> _AIM_: Only the pictures stay out; every record is to be quoted exactly.

> _EXERCISE DATA_:
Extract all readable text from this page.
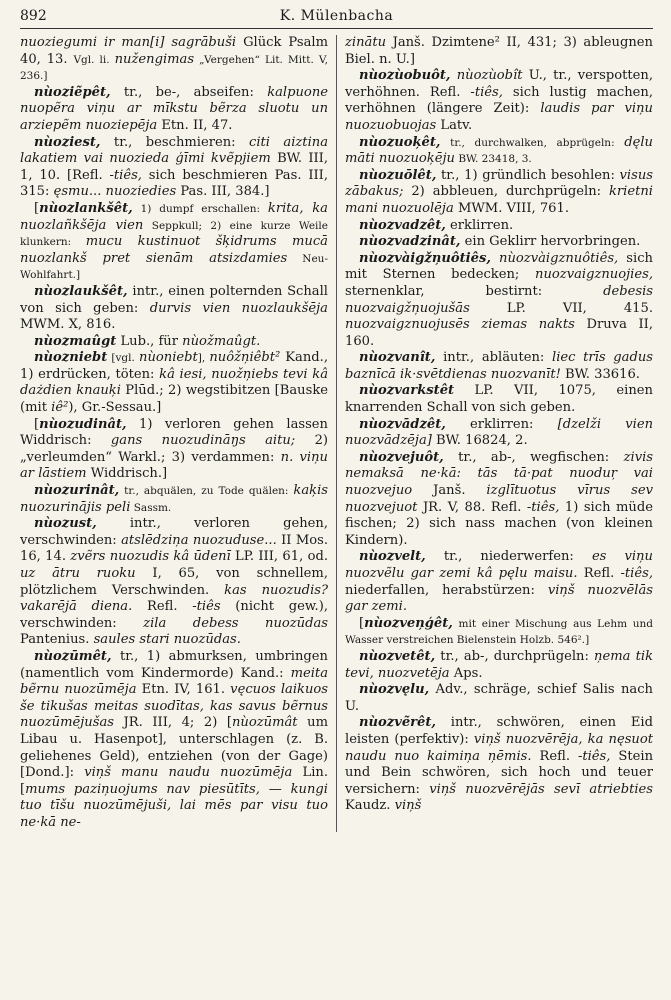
892	K. Mülenbacha

nuoziegumi ir man[i] sagrābuši Glück Psalm 40, 13. Vgl. li. nužengimas „Vergehen“ Lit. Mitt. V, 236.]

nùoziẽpêt, tr., be-, abseifen: kalpuone nuopẽra viņu ar mīkstu bẽrza sluotu un arziepẽm nuoziepēja Etn. II, 47.

nùoziest, tr., beschmieren: citi aiztina lakatiem vai nuozieda ģīmi kvẽpjiem BW. III, 1, 10. [Refl. -tiês, sich beschmieren Pas. III, 315: ęsmu... nuoziedies Pas. III, 384.]

[nùozlankšêt, 1) dumpf erschallen: krita, ka nuozlañkšēja vien Seppkull; 2) eine kurze Weile klunkern: mucu kustinuot šķidrums mucā nuozlankš pret sienām atsizdamies Neu-Wohlfahrt.]

nùozlaukšêt, intr., einen polternden Schall von sich geben: durvis vien nuozlaukšēja MWM. X, 816.

nùozmaûgt Lub., für nùožmaûgt.

nùozniebt [vgl. nùoniebt], nuôžņiêbt² Kand., 1) erdrücken, töten: kâ iesi, nuožņiebs tevi kâ dażdien knauķi Plūd.; 2) wegstibitzen [Bauske (mit iê²), Gr.-Sessau.]

[nùozudinât, 1) verloren gehen lassen Widdrisch: gans nuozudināŋs aitu; 2) „verleumden“ Warkl.; 3) verdammen: n. viņu ar lāstiem Widdrisch.]

nùozurinât, tr., abquälen, zu Tode quälen: kaķis nuozurinājis peli Sassm.

nùozust, intr., verloren gehen, verschwinden: atslēdziņa nuozuduse... II Mos. 16, 14. zvẽrs nuozudis kâ ūdenī LP. III, 61, od. uz ātru ruoku I, 65, von schnellem, plötzlichem Verschwinden. kas nuozudis? vakarējā diena. Refl. -tiês (nicht gew.), verschwinden: zila debess nuozūdas Pantenius. saules stari nuozūdas.

nùozūmêt, tr., 1) abmurksen, umbringen (namentlich vom Kindermorde) Kand.: meita bẽrnu nuozūmēja Etn. IV, 161. vęcuos laikuos še tikušas meitas suodītas, kas savus bẽrnus nuozūmējušas JR. III, 4; 2) [nùozūmât um Libau u. Hasenpot], unterschlagen (z. B. geliehenes Geld), entziehen (von der Gage) [Dond.]: viņš manu naudu nuozūmēja Lin. [mums paziņuojums nav piesūtīts, — kungi tuo tīšu nuozūmējuši, lai mēs par visu tuo ne·kā ne-

zinātu Janš. Dzimtene² II, 431; 3) ableugnen Biel. n. U.]

nùozùobuôt, nùozùobît U., tr., verspotten, verhöhnen. Refl. -tiês, sich lustig machen, verhöhnen (längere Zeit): laudis par viņu nuozuobuojas Latv.

nùozuoķêt, tr., durchwalken, abprügeln: dęlu māti nuozuoķēju BW. 23418, 3.

nùozuōlêt, tr., 1) gründlich besohlen: visus zābakus; 2) abbleuen, durchprügeln: krietni mani nuozuolēja MWM. VIII, 761.

nùozvadzêt, erklirren.

nùozvadzinât, ein Geklirr hervorbringen.

nùozvàigžņuôtiês, nùozvàigznuôtiês, sich mit Sternen bedecken; nuozvaigznuojies, sternenklar, bestirnt: debesis nuozvaigžņuojušās LP. VII, 415. nuozvaigznuojusēs ziemas nakts Druva II, 160.

nùozvanît, intr., abläuten: liec trīs gadus baznīcā ik·svētdienas nuozvanīt! BW. 33616.

nùozvarkstêt LP. VII, 1075, einen knarrenden Schall von sich geben.

nùozvādzêt, erklirren: [dzelži vien nuozvādzēja] BW. 16824, 2.

nùozvejuôt, tr., ab-, wegfischen: zivis nemaksā ne·kā: tās tā·pat nuoduŗ vai nuozvejuo Janš. izglītuotus vīrus sev nuozvejuot JR. V, 88. Refl. -tiês, 1) sich müde fischen; 2) sich nass machen (von kleinen Kindern).

nùozvelt, tr., niederwerfen: es viņu nuozvẽlu gar zemi kâ pęlu maisu. Refl. -tiês, niederfallen, herabstürzen: viņš nuozvēlās gar zemi.

[nùozveņģêt, mit einer Mischung aus Lehm und Wasser verstreichen Bielenstein Holzb. 546².]

nùozvetêt, tr., ab-, durchprügeln: ņema tik tevi, nuozvetēja Aps.

nùozvęlu, Adv., schräge, schief Salis nach U.

nùozvẽrêt, intr., schwören, einen Eid leisten (perfektiv): viņš nuozvērēja, ka nęsuot naudu nuo kaimiņa ņēmis. Refl. -tiês, Stein und Bein schwören, sich hoch und teuer versichern: viņš nuozvērējās sevī atriebties Kaudz. viņš
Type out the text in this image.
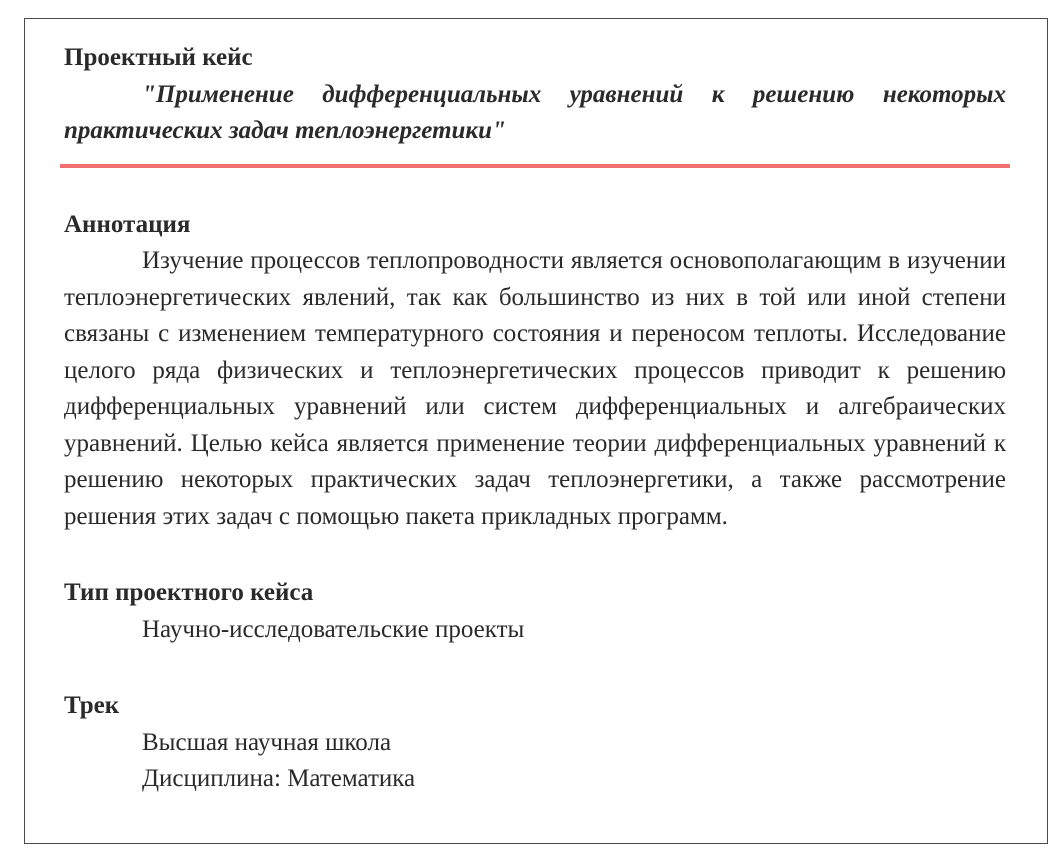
Проектный кейс

"Применение дифференциальных уравнений к решению некоторых практических задач теплоэнергетики"

Аннотация

Изучение процессов теплопроводности является основополагающим в изучении теплоэнергетических явлений, так как большинство из них в той или иной степени связаны с изменением температурного состояния и переносом теплоты. Исследование целого ряда физических и теплоэнергетических процессов приводит к решению дифференциальных уравнений или систем дифференциальных и алгебраических уравнений. Целью кейса является применение теории дифференциальных уравнений к решению некоторых практических задач теплоэнергетики, а также рассмотрение решения этих задач с помощью пакета прикладных программ.

Тип проектного кейса

Научно-исследовательские проекты

Трек

Высшая научная школа

Дисциплина: Математика
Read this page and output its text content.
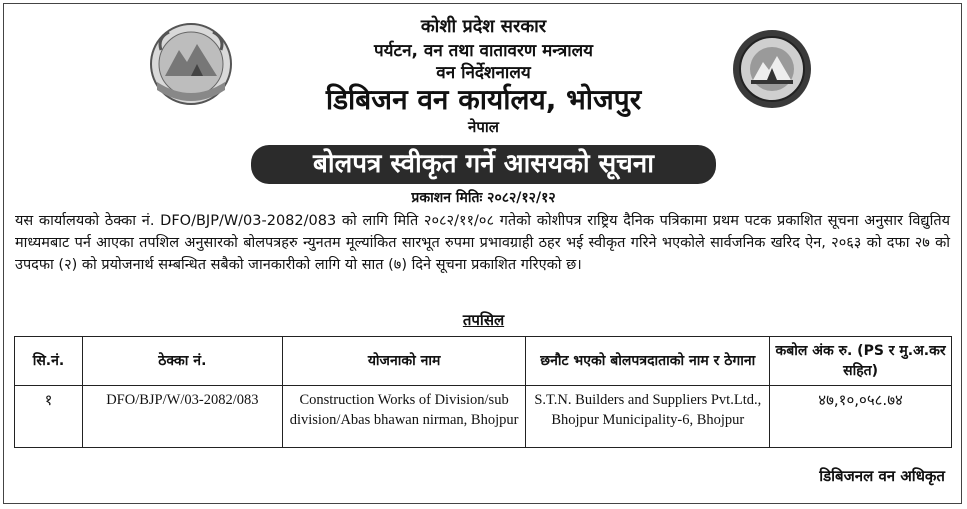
कोशी प्रदेश सरकार
पर्यटन, वन तथा वातावरण मन्त्रालय
वन निर्देशनालय
डिबिजन वन कार्यालय, भोजपुर
नेपाल
बोलपत्र स्वीकृत गर्ने आसयको सूचना
प्रकाशन मितिः २०८२/१२/१२

यस कार्यालयको ठेक्का नं. DFO/BJP/W/03-2082/083 को लागि मिति २०८२/११/०८ गतेको कोशीपत्र राष्ट्रिय दैनिक पत्रिकामा प्रथम पटक प्रकाशित सूचना अनुसार विद्युतिय माध्यमबाट पर्न आएका तपशिल अनुसारको बोलपत्रहरु न्युनतम मूल्यांकित सारभूत रुपमा प्रभावग्राही ठहर भई स्वीकृत गरिने भएकोले सार्वजनिक खरिद ऐन, २०६३ को दफा २७ को उपदफा (२) को प्रयोजनार्थ सम्बन्धित सबैको जानकारीको लागि यो सात (७) दिने सूचना प्रकाशित गरिएको छ।

तपसिल
सि.नं.	ठेक्का नं.	योजनाको नाम	छनौट भएको बोलपत्रदाताको नाम र ठेगाना	कबोल अंक रु. (PS र मु.अ.कर सहित)
१	DFO/BJP/W/03-2082/083	Construction Works of Division/sub division/Abas bhawan nirman, Bhojpur	S.T.N. Builders and Suppliers Pvt.Ltd., Bhojpur Municipality-6, Bhojpur	४७,१०,०५८.७४
डिबिजनल वन अधिकृत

> _RESULT BELOW_:
Extract all readable text from this page.
892	K. Mülenbacha

nuoziegumi ir man[i] sagrābuši Glück Psalm 40, 13. Vgl. li. nužengimas „Vergehen“ Lit. Mitt. V, 236.]

nùoziẽpêt, tr., be-, abseifen: kalpuone nuopẽra viņu ar mīkstu bẽrza sluotu un arziepẽm nuoziepēja Etn. II, 47.

nùoziest, tr., beschmieren: citi aiztina lakatiem vai nuozieda ģīmi kvẽpjiem BW. III, 1, 10. [Refl. -tiês, sich beschmieren Pas. III, 315: ęsmu... nuoziedies Pas. III, 384.]

[nùozlankšêt, 1) dumpf erschallen: krita, ka nuozlañkšēja vien Seppkull; 2) eine kurze Weile klunkern: mucu kustinuot šķidrums mucā nuozlankš pret sienām atsizdamies Neu-Wohlfahrt.]

nùozlaukšêt, intr., einen polternden Schall von sich geben: durvis vien nuozlaukšēja MWM. X, 816.

nùozmaûgt Lub., für nùožmaûgt.

nùozniebt [vgl. nùoniebt], nuôžņiêbt² Kand., 1) erdrücken, töten: kâ iesi, nuožņiebs tevi kâ dażdien knauķi Plūd.; 2) wegstibitzen [Bauske (mit iê²), Gr.-Sessau.]

[nùozudinât, 1) verloren gehen lassen Widdrisch: gans nuozudināŋs aitu; 2) „verleumden“ Warkl.; 3) verdammen: n. viņu ar lāstiem Widdrisch.]

nùozurinât, tr., abquälen, zu Tode quälen: kaķis nuozurinājis peli Sassm.

nùozust, intr., verloren gehen, verschwinden: atslēdziņa nuozuduse... II Mos. 16, 14. zvẽrs nuozudis kâ ūdenī LP. III, 61, od. uz ātru ruoku I, 65, von schnellem, plötzlichem Verschwinden. kas nuozudis? vakarējā diena. Refl. -tiês (nicht gew.), verschwinden: zila debess nuozūdas Pantenius. saules stari nuozūdas.

nùozūmêt, tr., 1) abmurksen, umbringen (namentlich vom Kindermorde) Kand.: meita bẽrnu nuozūmēja Etn. IV, 161. vęcuos laikuos še tikušas meitas suodītas, kas savus bẽrnus nuozūmējušas JR. III, 4; 2) [nùozūmât um Libau u. Hasenpot], unterschlagen (z. B. geliehenes Geld), entziehen (von der Gage) [Dond.]: viņš manu naudu nuozūmēja Lin. [mums paziņuojums nav piesūtīts, — kungi tuo tīšu nuozūmējuši, lai mēs par visu tuo ne·kā ne-

zinātu Janš. Dzimtene² II, 431; 3) ableugnen Biel. n. U.]

nùozùobuôt, nùozùobît U., tr., verspotten, verhöhnen. Refl. -tiês, sich lustig machen, verhöhnen (längere Zeit): laudis par viņu nuozuobuojas Latv.

nùozuoķêt, tr., durchwalken, abprügeln: dęlu māti nuozuoķēju BW. 23418, 3.

nùozuōlêt, tr., 1) gründlich besohlen: visus zābakus; 2) abbleuen, durchprügeln: krietni mani nuozuolēja MWM. VIII, 761.

nùozvadzêt, erklirren.

nùozvadzinât, ein Geklirr hervorbringen.

nùozvàigžņuôtiês, nùozvàigznuôtiês, sich mit Sternen bedecken; nuozvaigznuojies, sternenklar, bestirnt: debesis nuozvaigžņuojušās LP. VII, 415. nuozvaigznuojusēs ziemas nakts Druva II, 160.

nùozvanît, intr., abläuten: liec trīs gadus baznīcā ik·svētdienas nuozvanīt! BW. 33616.

nùozvarkstêt LP. VII, 1075, einen knarrenden Schall von sich geben.

nùozvādzêt, erklirren: [dzelži vien nuozvādzēja] BW. 16824, 2.

nùozvejuôt, tr., ab-, wegfischen: zivis nemaksā ne·kā: tās tā·pat nuoduŗ vai nuozvejuo Janš. izglītuotus vīrus sev nuozvejuot JR. V, 88. Refl. -tiês, 1) sich müde fischen; 2) sich nass machen (von kleinen Kindern).

nùozvelt, tr., niederwerfen: es viņu nuozvẽlu gar zemi kâ pęlu maisu. Refl. -tiês, niederfallen, herabstürzen: viņš nuozvēlās gar zemi.

[nùozveņģêt, mit einer Mischung aus Lehm und Wasser verstreichen Bielenstein Holzb. 546².]

nùozvetêt, tr., ab-, durchprügeln: ņema tik tevi, nuozvetēja Aps.

nùozvęlu, Adv., schräge, schief Salis nach U.

nùozvẽrêt, intr., schwören, einen Eid leisten (perfektiv): viņš nuozvērēja, ka nęsuot naudu nuo kaimiņa ņēmis. Refl. -tiês, Stein und Bein schwören, sich hoch und teuer versichern: viņš nuozvērējās sevī atriebties Kaudz. viņš
Type out the text in this image.
Проектный кейс

"Применение дифференциальных уравнений к решению некоторых практических задач теплоэнергетики"

Аннотация

Изучение процессов теплопроводности является основополагающим в изучении теплоэнергетических явлений, так как большинство из них в той или иной степени связаны с изменением температурного состояния и переносом теплоты. Исследование целого ряда физических и теплоэнергетических процессов приводит к решению дифференциальных уравнений или систем дифференциальных и алгебраических уравнений. Целью кейса является применение теории дифференциальных уравнений к решению некоторых практических задач теплоэнергетики, а также рассмотрение решения этих задач с помощью пакета прикладных программ.

Тип проектного кейса

Научно-исследовательские проекты

Трек

Высшая научная школа

Дисциплина: Математика
Read this page and output its text content.
कोशी प्रदेश सरकार
पर्यटन, वन तथा वातावरण मन्त्रालय
वन निर्देशनालय
डिबिजन वन कार्यालय, भोजपुर
नेपाल
बोलपत्र स्वीकृत गर्ने आसयको सूचना
प्रकाशन मितिः २०८२/१२/१२

यस कार्यालयको ठेक्का नं. DFO/BJP/W/03-2082/083 को लागि मिति २०८२/११/०८ गतेको कोशीपत्र राष्ट्रिय दैनिक पत्रिकामा प्रथम पटक प्रकाशित सूचना अनुसार विद्युतिय माध्यमबाट पर्न आएका तपशिल अनुसारको बोलपत्रहरु न्युनतम मूल्यांकित सारभूत रुपमा प्रभावग्राही ठहर भई स्वीकृत गरिने भएकोले सार्वजनिक खरिद ऐन, २०६३ को दफा २७ को उपदफा (२) को प्रयोजनार्थ सम्बन्धित सबैको जानकारीको लागि यो सात (७) दिने सूचना प्रकाशित गरिएको छ।

तपसिल
सि.नं.	ठेक्का नं.	योजनाको नाम	छनौट भएको बोलपत्रदाताको नाम र ठेगाना	कबोल अंक रु. (PS र मु.अ.कर सहित)
१	DFO/BJP/W/03-2082/083	Construction Works of Division/sub division/Abas bhawan nirman, Bhojpur	S.T.N. Builders and Suppliers Pvt.Ltd., Bhojpur Municipality-6, Bhojpur	४७,१०,०५८.७४
डिबिजनल वन अधिकृत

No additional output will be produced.